**STORED ROWS**
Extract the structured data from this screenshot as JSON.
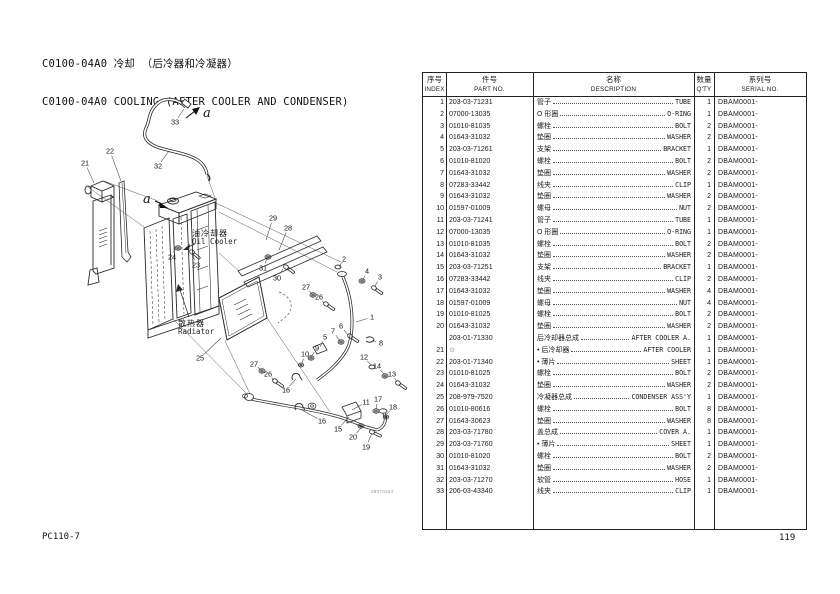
{
  "header": {
    "title_cn": "C0100-04A0 冷却 （后冷器和冷凝器）",
    "title_en": "C0100-04A0 COOLING (AFTER COOLER AND CONDENSER)"
  },
  "footer": {
    "model": "PC110-7",
    "page": "119"
  },
  "diagram": {
    "drawing_no": "09070364",
    "labels": {
      "oil_cooler_cn": "油冷却器",
      "oil_cooler_en": "Oil Cooler",
      "radiator_cn": "散热器",
      "radiator_en": "Radiator",
      "view_marker": "a"
    },
    "callouts": [
      {
        "n": "33",
        "x": 175,
        "y": 122,
        "tx": 184,
        "ty": 109
      },
      {
        "n": "32",
        "x": 158,
        "y": 166,
        "tx": 169,
        "ty": 151
      },
      {
        "n": "21",
        "x": 85,
        "y": 163,
        "tx": 94,
        "ty": 183
      },
      {
        "n": "22",
        "x": 110,
        "y": 151,
        "tx": 121,
        "ty": 181
      },
      {
        "n": "24",
        "x": 172,
        "y": 257,
        "tx": 176,
        "ty": 246
      },
      {
        "n": "23",
        "x": 196,
        "y": 265,
        "tx": 193,
        "ty": 255
      },
      {
        "n": "29",
        "x": 273,
        "y": 218,
        "tx": 266,
        "ty": 240
      },
      {
        "n": "28",
        "x": 288,
        "y": 228,
        "tx": 279,
        "ty": 250
      },
      {
        "n": "31",
        "x": 263,
        "y": 268,
        "tx": 267,
        "ty": 259
      },
      {
        "n": "30",
        "x": 277,
        "y": 278,
        "tx": 283,
        "ty": 269
      },
      {
        "n": "27",
        "x": 306,
        "y": 287,
        "tx": 312,
        "ty": 294
      },
      {
        "n": "26",
        "x": 319,
        "y": 297,
        "tx": 324,
        "ty": 303
      },
      {
        "n": "2",
        "x": 344,
        "y": 259,
        "tx": 339,
        "ty": 267
      },
      {
        "n": "4",
        "x": 367,
        "y": 271,
        "tx": 363,
        "ty": 280
      },
      {
        "n": "3",
        "x": 380,
        "y": 277,
        "tx": 375,
        "ty": 286
      },
      {
        "n": "1",
        "x": 372,
        "y": 317,
        "tx": 356,
        "ty": 322
      },
      {
        "n": "6",
        "x": 341,
        "y": 326,
        "tx": 348,
        "ty": 335
      },
      {
        "n": "7",
        "x": 333,
        "y": 331,
        "tx": 340,
        "ty": 341
      },
      {
        "n": "5",
        "x": 325,
        "y": 337,
        "tx": 320,
        "ty": 347
      },
      {
        "n": "9",
        "x": 317,
        "y": 348,
        "tx": 311,
        "ty": 357
      },
      {
        "n": "10",
        "x": 305,
        "y": 354,
        "tx": 302,
        "ty": 363
      },
      {
        "n": "8",
        "x": 381,
        "y": 343,
        "tx": 372,
        "ty": 341
      },
      {
        "n": "12",
        "x": 364,
        "y": 357,
        "tx": 371,
        "ty": 365
      },
      {
        "n": "14",
        "x": 377,
        "y": 366,
        "tx": 384,
        "ty": 374
      },
      {
        "n": "13",
        "x": 392,
        "y": 374,
        "tx": 397,
        "ty": 382
      },
      {
        "n": "27",
        "x": 254,
        "y": 364,
        "tx": 261,
        "ty": 370
      },
      {
        "n": "26",
        "x": 268,
        "y": 374,
        "tx": 274,
        "ty": 380
      },
      {
        "n": "16",
        "x": 286,
        "y": 390,
        "tx": 296,
        "ty": 379
      },
      {
        "n": "11",
        "x": 366,
        "y": 402,
        "tx": 352,
        "ty": 410
      },
      {
        "n": "17",
        "x": 378,
        "y": 399,
        "tx": 376,
        "ty": 409
      },
      {
        "n": "18",
        "x": 393,
        "y": 407,
        "tx": 386,
        "ty": 415
      },
      {
        "n": "16",
        "x": 322,
        "y": 421,
        "tx": 300,
        "ty": 409
      },
      {
        "n": "15",
        "x": 338,
        "y": 429,
        "tx": 349,
        "ty": 417
      },
      {
        "n": "20",
        "x": 353,
        "y": 437,
        "tx": 361,
        "ty": 428
      },
      {
        "n": "19",
        "x": 366,
        "y": 447,
        "tx": 372,
        "ty": 433
      },
      {
        "n": "25",
        "x": 200,
        "y": 358,
        "tx": 221,
        "ty": 338
      }
    ]
  },
  "table": {
    "columns": [
      {
        "cn": "序号",
        "en": "INDEX"
      },
      {
        "cn": "件号",
        "en": "PART NO."
      },
      {
        "cn": "名称",
        "en": "DESCRIPTION"
      },
      {
        "cn": "数量",
        "en": "Q'TY"
      },
      {
        "cn": "系列号",
        "en": "SERIAL NO."
      }
    ],
    "rows": [
      {
        "index": "1",
        "part_no": "203-03-71231",
        "desc_cn": "管子",
        "desc_en": "TUBE",
        "qty": "1",
        "serial": "DBAM0001-"
      },
      {
        "index": "2",
        "part_no": "07000-13035",
        "desc_cn": "O 形圈",
        "desc_en": "O-RING",
        "qty": "1",
        "serial": "DBAM0001-"
      },
      {
        "index": "3",
        "part_no": "01010-81035",
        "desc_cn": "螺栓",
        "desc_en": "BOLT",
        "qty": "2",
        "serial": "DBAM0001-"
      },
      {
        "index": "4",
        "part_no": "01643-31032",
        "desc_cn": "垫圈",
        "desc_en": "WASHER",
        "qty": "2",
        "serial": "DBAM0001-"
      },
      {
        "index": "5",
        "part_no": "203-03-71261",
        "desc_cn": "支架",
        "desc_en": "BRACKET",
        "qty": "1",
        "serial": "DBAM0001-"
      },
      {
        "index": "6",
        "part_no": "01010-81020",
        "desc_cn": "螺栓",
        "desc_en": "BOLT",
        "qty": "2",
        "serial": "DBAM0001-"
      },
      {
        "index": "7",
        "part_no": "01643-31032",
        "desc_cn": "垫圈",
        "desc_en": "WASHER",
        "qty": "2",
        "serial": "DBAM0001-"
      },
      {
        "index": "8",
        "part_no": "07283-33442",
        "desc_cn": "线夹",
        "desc_en": "CLIP",
        "qty": "1",
        "serial": "DBAM0001-"
      },
      {
        "index": "9",
        "part_no": "01643-31032",
        "desc_cn": "垫圈",
        "desc_en": "WASHER",
        "qty": "2",
        "serial": "DBAM0001-"
      },
      {
        "index": "10",
        "part_no": "01597-01009",
        "desc_cn": "螺母",
        "desc_en": "NUT",
        "qty": "2",
        "serial": "DBAM0001-"
      },
      {
        "index": "11",
        "part_no": "203-03-71241",
        "desc_cn": "管子",
        "desc_en": "TUBE",
        "qty": "1",
        "serial": "DBAM0001-"
      },
      {
        "index": "12",
        "part_no": "07000-13035",
        "desc_cn": "O 形圈",
        "desc_en": "O-RING",
        "qty": "1",
        "serial": "DBAM0001-"
      },
      {
        "index": "13",
        "part_no": "01010-81035",
        "desc_cn": "螺栓",
        "desc_en": "BOLT",
        "qty": "2",
        "serial": "DBAM0001-"
      },
      {
        "index": "14",
        "part_no": "01643-31032",
        "desc_cn": "垫圈",
        "desc_en": "WASHER",
        "qty": "2",
        "serial": "DBAM0001-"
      },
      {
        "index": "15",
        "part_no": "203-03-71251",
        "desc_cn": "支架",
        "desc_en": "BRACKET",
        "qty": "1",
        "serial": "DBAM0001-"
      },
      {
        "index": "16",
        "part_no": "07283-33442",
        "desc_cn": "线夹",
        "desc_en": "CLIP",
        "qty": "2",
        "serial": "DBAM0001-"
      },
      {
        "index": "17",
        "part_no": "01643-31032",
        "desc_cn": "垫圈",
        "desc_en": "WASHER",
        "qty": "4",
        "serial": "DBAM0001-"
      },
      {
        "index": "18",
        "part_no": "01597-01009",
        "desc_cn": "螺母",
        "desc_en": "NUT",
        "qty": "4",
        "serial": "DBAM0001-"
      },
      {
        "index": "19",
        "part_no": "01010-81025",
        "desc_cn": "螺栓",
        "desc_en": "BOLT",
        "qty": "2",
        "serial": "DBAM0001-"
      },
      {
        "index": "20",
        "part_no": "01643-31032",
        "desc_cn": "垫圈",
        "desc_en": "WASHER",
        "qty": "2",
        "serial": "DBAM0001-"
      },
      {
        "index": "",
        "part_no": "203-01-71330",
        "desc_cn": "后冷却器总成",
        "desc_en": "AFTER COOLER A.",
        "qty": "1",
        "serial": "DBAM0001-"
      },
      {
        "index": "21",
        "part_no": "☆",
        "desc_cn": "• 后冷却器",
        "desc_en": "AFTER COOLER",
        "qty": "1",
        "serial": "DBAM0001-"
      },
      {
        "index": "22",
        "part_no": "203-01-71340",
        "desc_cn": "• 薄片",
        "desc_en": "SHEET",
        "qty": "1",
        "serial": "DBAM0001-"
      },
      {
        "index": "23",
        "part_no": "01010-81025",
        "desc_cn": "螺栓",
        "desc_en": "BOLT",
        "qty": "2",
        "serial": "DBAM0001-"
      },
      {
        "index": "24",
        "part_no": "01643-31032",
        "desc_cn": "垫圈",
        "desc_en": "WASHER",
        "qty": "2",
        "serial": "DBAM0001-"
      },
      {
        "index": "25",
        "part_no": "208-979-7520",
        "desc_cn": "冷凝器总成",
        "desc_en": "CONDENSER ASS'Y",
        "qty": "1",
        "serial": "DBAM0001-"
      },
      {
        "index": "26",
        "part_no": "01010-80616",
        "desc_cn": "螺栓",
        "desc_en": "BOLT",
        "qty": "8",
        "serial": "DBAM0001-"
      },
      {
        "index": "27",
        "part_no": "01643-30623",
        "desc_cn": "垫圈",
        "desc_en": "WASHER",
        "qty": "8",
        "serial": "DBAM0001-"
      },
      {
        "index": "28",
        "part_no": "203-03-71780",
        "desc_cn": "盖总成",
        "desc_en": "COVER A.",
        "qty": "1",
        "serial": "DBAM0001-"
      },
      {
        "index": "29",
        "part_no": "203-03-71760",
        "desc_cn": "• 薄片",
        "desc_en": "SHEET",
        "qty": "1",
        "serial": "DBAM0001-"
      },
      {
        "index": "30",
        "part_no": "01010-81020",
        "desc_cn": "螺栓",
        "desc_en": "BOLT",
        "qty": "2",
        "serial": "DBAM0001-"
      },
      {
        "index": "31",
        "part_no": "01643-31032",
        "desc_cn": "垫圈",
        "desc_en": "WASHER",
        "qty": "2",
        "serial": "DBAM0001-"
      },
      {
        "index": "32",
        "part_no": "203-03-71270",
        "desc_cn": "软管",
        "desc_en": "HOSE",
        "qty": "1",
        "serial": "DBAM0001-"
      },
      {
        "index": "33",
        "part_no": "206-03-43340",
        "desc_cn": "线夹",
        "desc_en": "CLIP",
        "qty": "1",
        "serial": "DBAM0001-"
      }
    ]
  }
}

**REQUIRED TASK**
Each line that holds the word "CONDENSER" should be extracted from the records.

**RESPONSE**
    "title_en": "C0100-04A0 COOLING (AFTER COOLER AND CONDENSER)"
        "desc_en": "CONDENSER ASS'Y",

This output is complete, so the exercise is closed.